[Source data]
^^^^

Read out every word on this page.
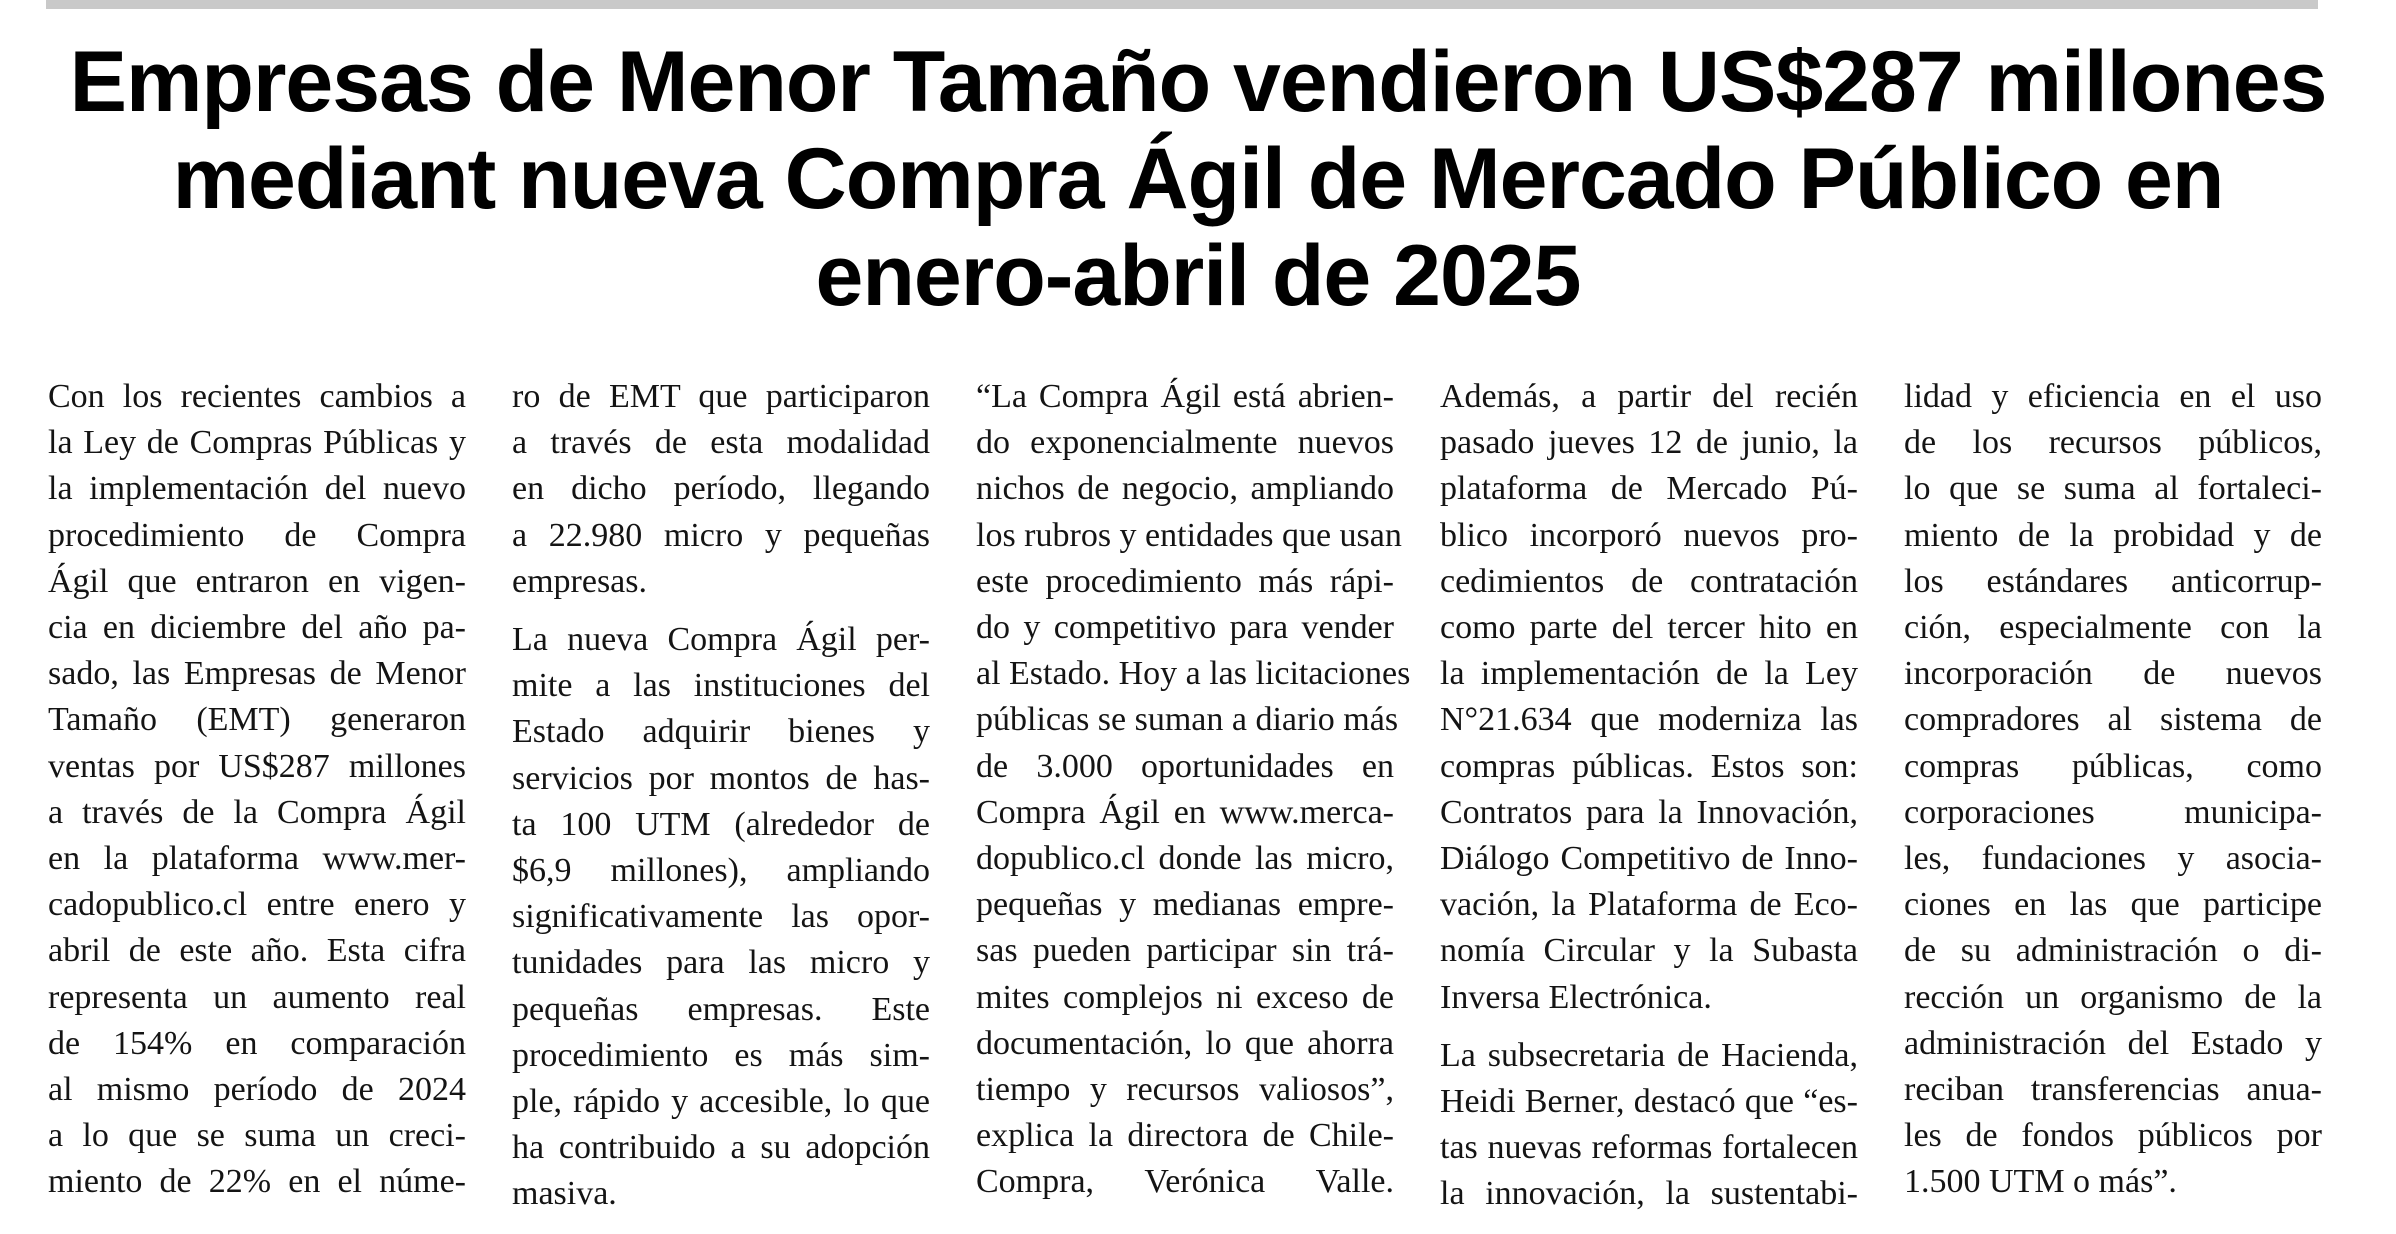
Empresas de Menor Tamaño vendieron US$287 millones
mediant nueva Compra Ágil de Mercado Público en
enero-abril de 2025

Con los recientes cambios a
la Ley de Compras Públicas y
la implementación del nuevo
procedimiento de Compra
Ágil que entraron en vigen-
cia en diciembre del año pa-
sado, las Empresas de Menor
Tamaño (EMT) generaron
ventas por US$287 millones
a través de la Compra Ágil
en la plataforma www.mer-
cadopublico.cl entre enero y
abril de este año. Esta cifra
representa un aumento real
de 154% en comparación
al mismo período de 2024
a lo que se suma un creci-
miento de 22% en el núme-

ro de EMT que participaron
a través de esta modalidad
en dicho período, llegando
a 22.980 micro y pequeñas
empresas.

La nueva Compra Ágil per-
mite a las instituciones del
Estado adquirir bienes y
servicios por montos de has-
ta 100 UTM (alrededor de
$6,9 millones), ampliando
significativamente las opor-
tunidades para las micro y
pequeñas empresas. Este
procedimiento es más sim-
ple, rápido y accesible, lo que
ha contribuido a su adopción
masiva.

“La Compra Ágil está abrien-
do exponencialmente nuevos
nichos de negocio, ampliando
los rubros y entidades que usan
este procedimiento más rápi-
do y competitivo para vender
al Estado. Hoy a las licitaciones
públicas se suman a diario más
de 3.000 oportunidades en
Compra Ágil en www.merca-
dopublico.cl donde las micro,
pequeñas y medianas empre-
sas pueden participar sin trá-
mites complejos ni exceso de
documentación, lo que ahorra
tiempo y recursos valiosos”,
explica la directora de Chile-
Compra, Verónica Valle.

Además, a partir del recién
pasado jueves 12 de junio, la
plataforma de Mercado Pú-
blico incorporó nuevos pro-
cedimientos de contratación
como parte del tercer hito en
la implementación de la Ley
N°21.634 que moderniza las
compras públicas. Estos son:
Contratos para la Innovación,
Diálogo Competitivo de Inno-
vación, la Plataforma de Eco-
nomía Circular y la Subasta
Inversa Electrónica.

La subsecretaria de Hacienda,
Heidi Berner, destacó que “es-
tas nuevas reformas fortalecen
la innovación, la sustentabi-

lidad y eficiencia en el uso
de los recursos públicos,
lo que se suma al fortaleci-
miento de la probidad y de
los estándares anticorrup-
ción, especialmente con la
incorporación de nuevos
compradores al sistema de
compras públicas, como
corporaciones municipa-
les, fundaciones y asocia-
ciones en las que participe
de su administración o di-
rección un organismo de la
administración del Estado y
reciban transferencias anua-
les de fondos públicos por
1.500 UTM o más”.
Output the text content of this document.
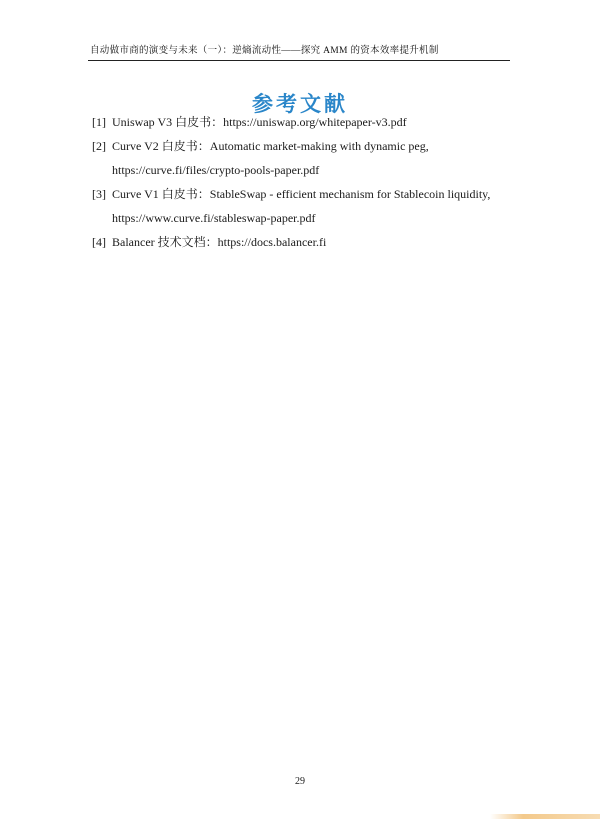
自动做市商的演变与未来（一）：逆熵流动性——探究 AMM 的资本效率提升机制
参考文献
[1] Uniswap V3 白皮书：https://uniswap.org/whitepaper-v3.pdf
[2] Curve V2 白皮书：Automatic market-making with dynamic peg,
https://curve.fi/files/crypto-pools-paper.pdf
[3] Curve V1 白皮书：StableSwap - efficient mechanism for Stablecoin liquidity,
https://www.curve.fi/stableswap-paper.pdf
[4] Balancer 技术文档：https://docs.balancer.fi
29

^^^^

= Your task =
Omit the images and transcribe all of the records above word for word.

= Output for this task =
Read out every word on this page.
Empresas de Menor Tamaño vendieron US$287 millones
mediant nueva Compra Ágil de Mercado Público en
enero-abril de 2025

Con los recientes cambios a
la Ley de Compras Públicas y
la implementación del nuevo
procedimiento de Compra
Ágil que entraron en vigen-
cia en diciembre del año pa-
sado, las Empresas de Menor
Tamaño (EMT) generaron
ventas por US$287 millones
a través de la Compra Ágil
en la plataforma www.mer-
cadopublico.cl entre enero y
abril de este año. Esta cifra
representa un aumento real
de 154% en comparación
al mismo período de 2024
a lo que se suma un creci-
miento de 22% en el núme-

ro de EMT que participaron
a través de esta modalidad
en dicho período, llegando
a 22.980 micro y pequeñas
empresas.

La nueva Compra Ágil per-
mite a las instituciones del
Estado adquirir bienes y
servicios por montos de has-
ta 100 UTM (alrededor de
$6,9 millones), ampliando
significativamente las opor-
tunidades para las micro y
pequeñas empresas. Este
procedimiento es más sim-
ple, rápido y accesible, lo que
ha contribuido a su adopción
masiva.

“La Compra Ágil está abrien-
do exponencialmente nuevos
nichos de negocio, ampliando
los rubros y entidades que usan
este procedimiento más rápi-
do y competitivo para vender
al Estado. Hoy a las licitaciones
públicas se suman a diario más
de 3.000 oportunidades en
Compra Ágil en www.merca-
dopublico.cl donde las micro,
pequeñas y medianas empre-
sas pueden participar sin trá-
mites complejos ni exceso de
documentación, lo que ahorra
tiempo y recursos valiosos”,
explica la directora de Chile-
Compra, Verónica Valle.

Además, a partir del recién
pasado jueves 12 de junio, la
plataforma de Mercado Pú-
blico incorporó nuevos pro-
cedimientos de contratación
como parte del tercer hito en
la implementación de la Ley
N°21.634 que moderniza las
compras públicas. Estos son:
Contratos para la Innovación,
Diálogo Competitivo de Inno-
vación, la Plataforma de Eco-
nomía Circular y la Subasta
Inversa Electrónica.

La subsecretaria de Hacienda,
Heidi Berner, destacó que “es-
tas nuevas reformas fortalecen
la innovación, la sustentabi-

lidad y eficiencia en el uso
de los recursos públicos,
lo que se suma al fortaleci-
miento de la probidad y de
los estándares anticorrup-
ción, especialmente con la
incorporación de nuevos
compradores al sistema de
compras públicas, como
corporaciones municipa-
les, fundaciones y asocia-
ciones en las que participe
de su administración o di-
rección un organismo de la
administración del Estado y
reciban transferencias anua-
les de fondos públicos por
1.500 UTM o más”.
Output the text content of this document.
自动做市商的演变与未来（一）：逆熵流动性——探究 AMM 的资本效率提升机制
参考文献
[1] Uniswap V3 白皮书：https://uniswap.org/whitepaper-v3.pdf
[2] Curve V2 白皮书：Automatic market-making with dynamic peg,
https://curve.fi/files/crypto-pools-paper.pdf
[3] Curve V1 白皮书：StableSwap - efficient mechanism for Stablecoin liquidity,
https://www.curve.fi/stableswap-paper.pdf
[4] Balancer 技术文档：https://docs.balancer.fi
29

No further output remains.